- Data supplied:
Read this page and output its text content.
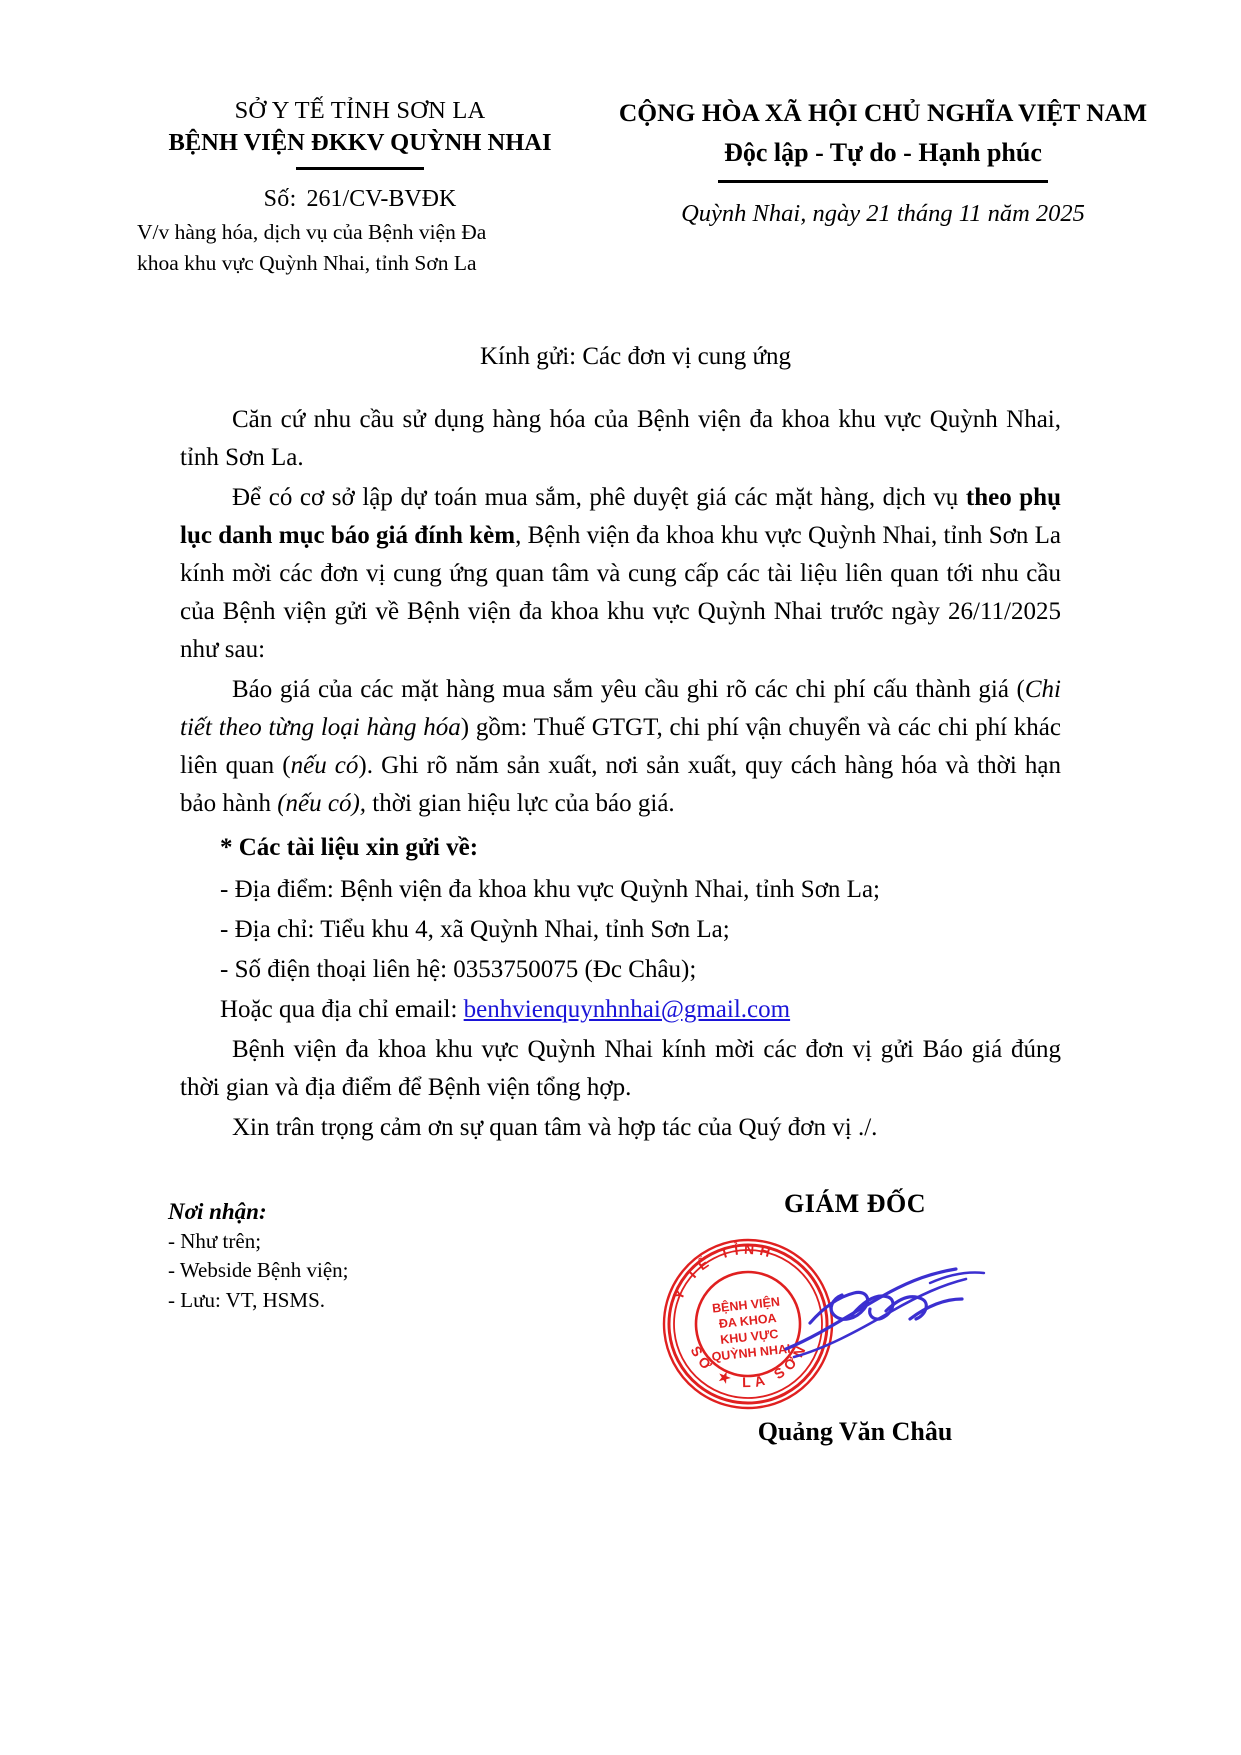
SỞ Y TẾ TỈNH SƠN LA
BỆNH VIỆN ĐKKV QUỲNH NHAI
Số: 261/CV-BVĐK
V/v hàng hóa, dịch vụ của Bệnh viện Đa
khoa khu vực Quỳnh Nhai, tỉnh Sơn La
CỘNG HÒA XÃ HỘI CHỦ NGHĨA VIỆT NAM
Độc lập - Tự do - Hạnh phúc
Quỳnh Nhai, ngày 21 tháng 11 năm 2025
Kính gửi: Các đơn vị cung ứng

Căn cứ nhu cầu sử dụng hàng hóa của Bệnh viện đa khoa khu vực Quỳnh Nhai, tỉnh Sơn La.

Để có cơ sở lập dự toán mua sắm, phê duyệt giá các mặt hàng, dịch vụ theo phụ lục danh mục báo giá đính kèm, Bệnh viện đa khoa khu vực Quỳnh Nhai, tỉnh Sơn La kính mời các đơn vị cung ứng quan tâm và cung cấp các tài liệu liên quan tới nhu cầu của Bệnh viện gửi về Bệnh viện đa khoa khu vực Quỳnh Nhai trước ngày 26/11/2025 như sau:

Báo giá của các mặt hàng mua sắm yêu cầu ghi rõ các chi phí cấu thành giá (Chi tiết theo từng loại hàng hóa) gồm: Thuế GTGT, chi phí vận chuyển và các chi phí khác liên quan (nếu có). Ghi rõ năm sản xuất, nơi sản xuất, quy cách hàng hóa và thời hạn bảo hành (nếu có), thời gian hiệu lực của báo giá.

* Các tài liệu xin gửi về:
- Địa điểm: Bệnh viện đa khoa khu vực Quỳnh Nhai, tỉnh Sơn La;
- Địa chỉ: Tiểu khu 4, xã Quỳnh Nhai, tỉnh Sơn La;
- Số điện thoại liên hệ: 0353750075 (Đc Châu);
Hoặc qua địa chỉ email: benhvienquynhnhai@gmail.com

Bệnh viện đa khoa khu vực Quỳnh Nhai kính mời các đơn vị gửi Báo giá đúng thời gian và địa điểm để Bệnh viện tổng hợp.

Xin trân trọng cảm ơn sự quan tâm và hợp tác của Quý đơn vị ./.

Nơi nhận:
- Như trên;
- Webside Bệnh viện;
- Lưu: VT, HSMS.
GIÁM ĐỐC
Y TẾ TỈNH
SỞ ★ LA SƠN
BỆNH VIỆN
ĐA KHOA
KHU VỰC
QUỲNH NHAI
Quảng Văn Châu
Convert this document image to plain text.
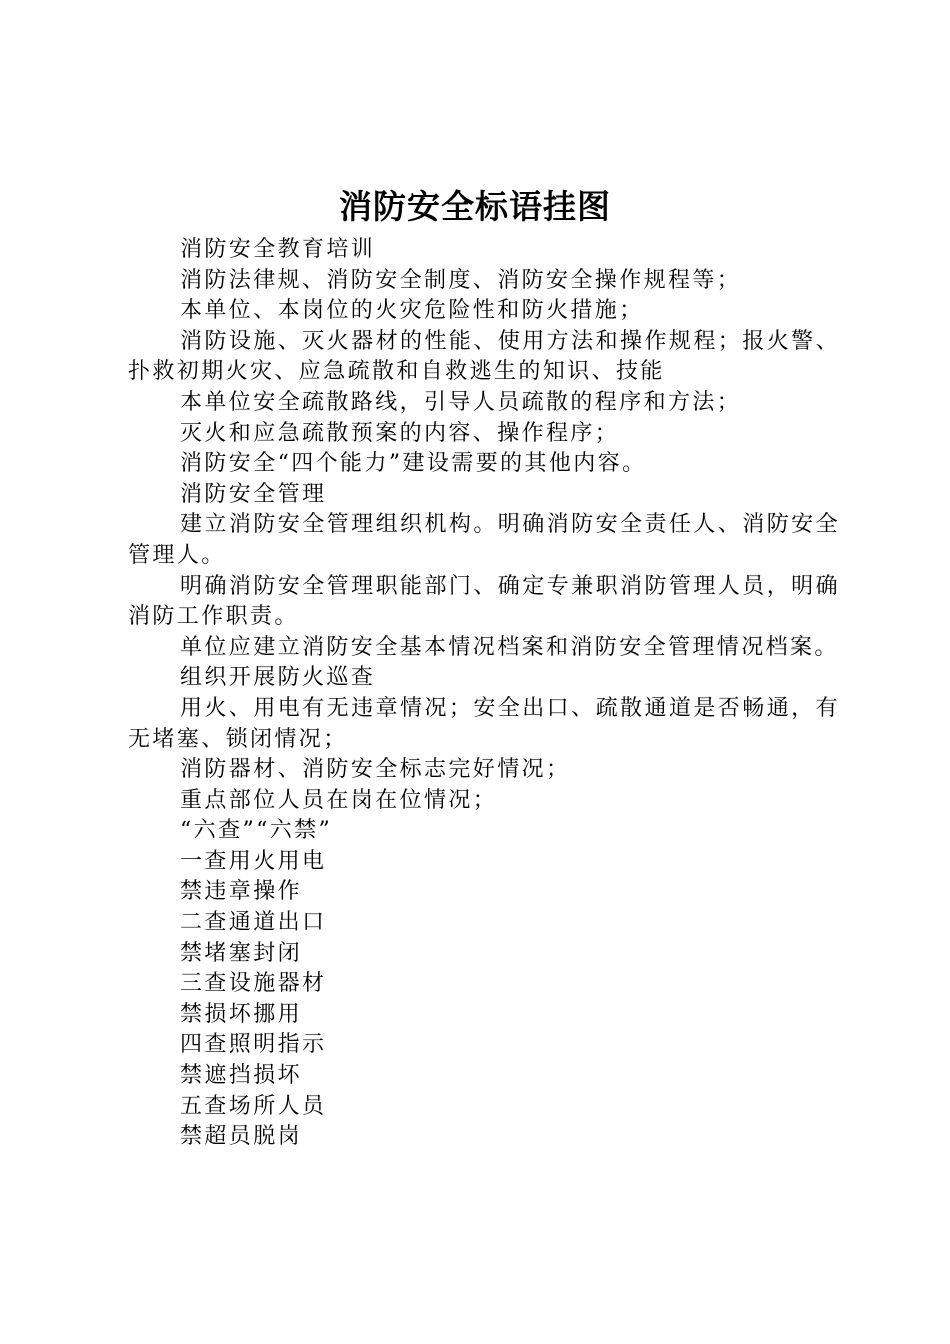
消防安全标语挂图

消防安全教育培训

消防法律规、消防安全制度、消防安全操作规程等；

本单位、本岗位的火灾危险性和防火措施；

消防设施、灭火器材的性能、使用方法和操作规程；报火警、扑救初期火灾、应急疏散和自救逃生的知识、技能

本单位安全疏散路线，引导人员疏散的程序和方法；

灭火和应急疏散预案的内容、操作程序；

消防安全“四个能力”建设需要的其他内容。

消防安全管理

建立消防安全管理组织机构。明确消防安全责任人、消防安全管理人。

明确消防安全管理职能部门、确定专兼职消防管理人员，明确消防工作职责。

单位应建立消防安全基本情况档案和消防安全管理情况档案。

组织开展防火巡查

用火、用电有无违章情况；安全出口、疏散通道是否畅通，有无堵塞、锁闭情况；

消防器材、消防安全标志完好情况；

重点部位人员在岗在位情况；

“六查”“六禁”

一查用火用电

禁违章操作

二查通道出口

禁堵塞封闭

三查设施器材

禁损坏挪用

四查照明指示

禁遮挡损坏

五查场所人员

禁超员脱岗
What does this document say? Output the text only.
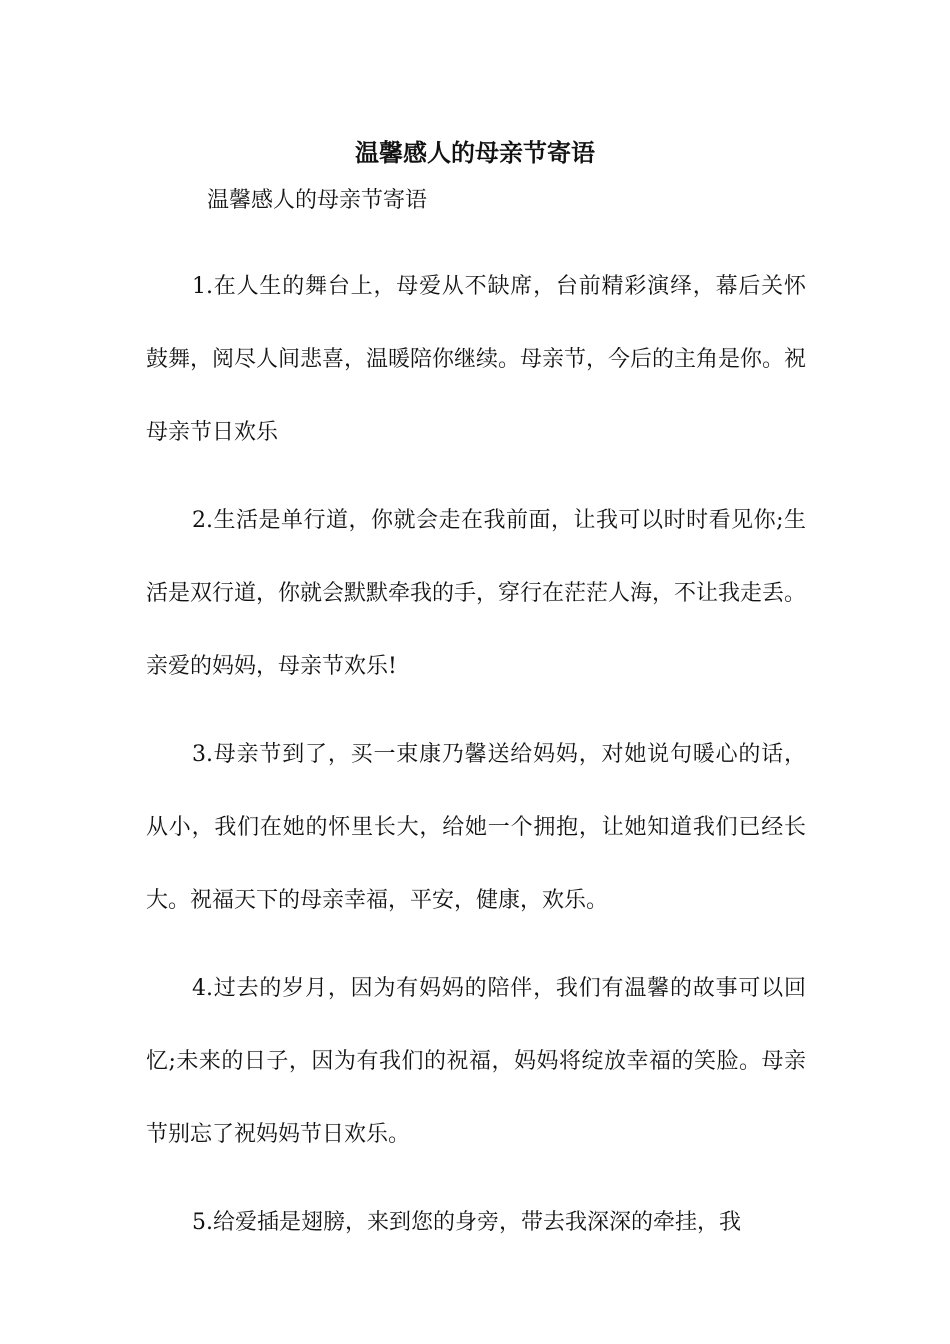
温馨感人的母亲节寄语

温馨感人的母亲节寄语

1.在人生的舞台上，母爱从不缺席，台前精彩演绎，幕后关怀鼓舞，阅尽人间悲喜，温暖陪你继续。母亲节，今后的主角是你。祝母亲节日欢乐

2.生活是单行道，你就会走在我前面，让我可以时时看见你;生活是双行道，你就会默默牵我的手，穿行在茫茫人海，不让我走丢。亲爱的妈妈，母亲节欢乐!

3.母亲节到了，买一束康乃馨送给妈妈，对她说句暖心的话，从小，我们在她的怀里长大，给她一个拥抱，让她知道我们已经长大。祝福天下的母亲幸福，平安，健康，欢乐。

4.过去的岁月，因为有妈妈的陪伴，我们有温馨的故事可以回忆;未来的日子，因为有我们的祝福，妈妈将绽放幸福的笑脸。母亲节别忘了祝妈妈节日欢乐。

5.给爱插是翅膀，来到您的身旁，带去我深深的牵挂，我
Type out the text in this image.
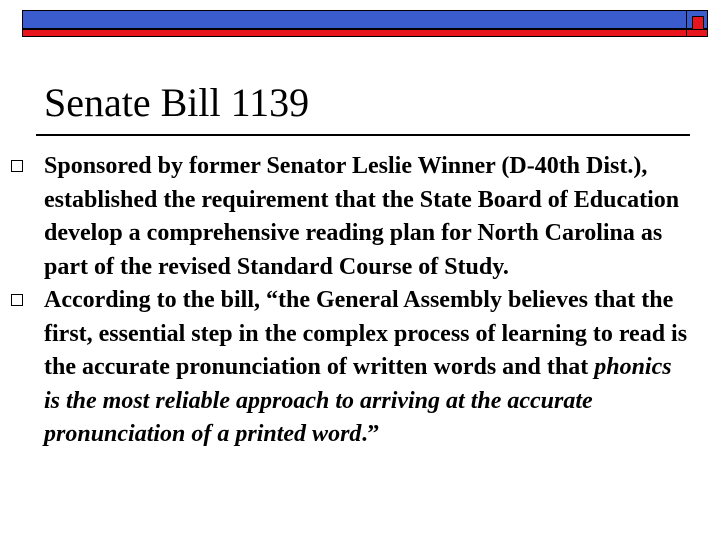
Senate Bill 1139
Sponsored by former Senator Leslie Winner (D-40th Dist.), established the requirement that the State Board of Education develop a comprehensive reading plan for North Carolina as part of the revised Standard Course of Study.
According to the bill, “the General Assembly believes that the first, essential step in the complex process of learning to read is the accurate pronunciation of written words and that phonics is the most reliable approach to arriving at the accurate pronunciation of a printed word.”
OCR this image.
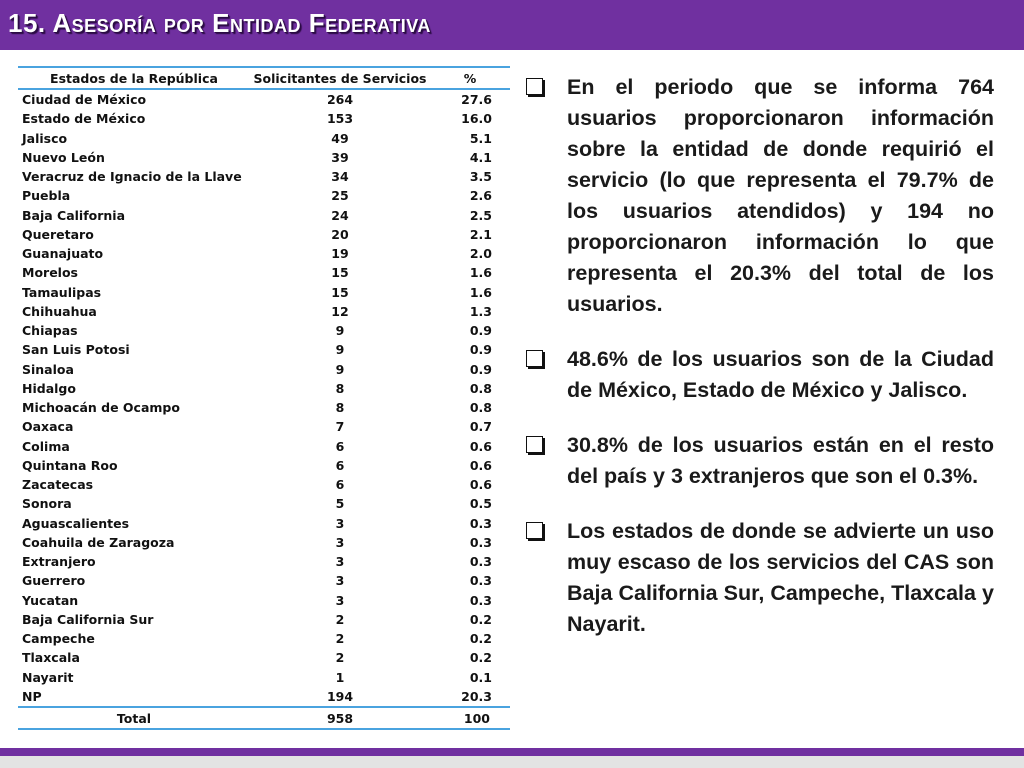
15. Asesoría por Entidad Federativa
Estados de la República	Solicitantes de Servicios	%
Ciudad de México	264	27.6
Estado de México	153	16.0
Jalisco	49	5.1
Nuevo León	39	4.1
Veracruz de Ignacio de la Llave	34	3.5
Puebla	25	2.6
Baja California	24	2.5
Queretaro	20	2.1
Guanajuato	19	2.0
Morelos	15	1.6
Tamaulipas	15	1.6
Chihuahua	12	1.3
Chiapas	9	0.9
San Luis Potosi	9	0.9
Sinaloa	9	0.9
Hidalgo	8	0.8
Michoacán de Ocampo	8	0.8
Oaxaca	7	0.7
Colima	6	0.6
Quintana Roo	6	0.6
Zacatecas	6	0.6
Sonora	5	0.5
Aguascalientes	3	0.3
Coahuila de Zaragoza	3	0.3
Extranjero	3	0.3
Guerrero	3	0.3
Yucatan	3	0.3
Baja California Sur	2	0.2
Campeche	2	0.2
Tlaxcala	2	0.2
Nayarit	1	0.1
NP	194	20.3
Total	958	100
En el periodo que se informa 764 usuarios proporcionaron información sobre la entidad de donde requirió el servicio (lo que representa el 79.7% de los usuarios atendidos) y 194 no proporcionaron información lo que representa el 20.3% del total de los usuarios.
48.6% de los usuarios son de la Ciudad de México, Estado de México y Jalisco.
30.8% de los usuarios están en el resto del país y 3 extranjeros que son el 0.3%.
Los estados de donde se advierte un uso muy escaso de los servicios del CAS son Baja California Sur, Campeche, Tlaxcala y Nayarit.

- Do this: From the data above, pick out each line containing "that" and copy it.

- The solution:
Sponsored by former Senator Leslie Winner (D-40th Dist.), established the requirement that the State Board of Education develop a comprehensive reading plan for North Carolina as part of the revised Standard Course of Study.
According to the bill, “the General Assembly believes that the first, essential step in the complex process of learning to read is the accurate pronunciation of written words and that phonics is the most reliable approach to arriving at the accurate pronunciation of a printed word.”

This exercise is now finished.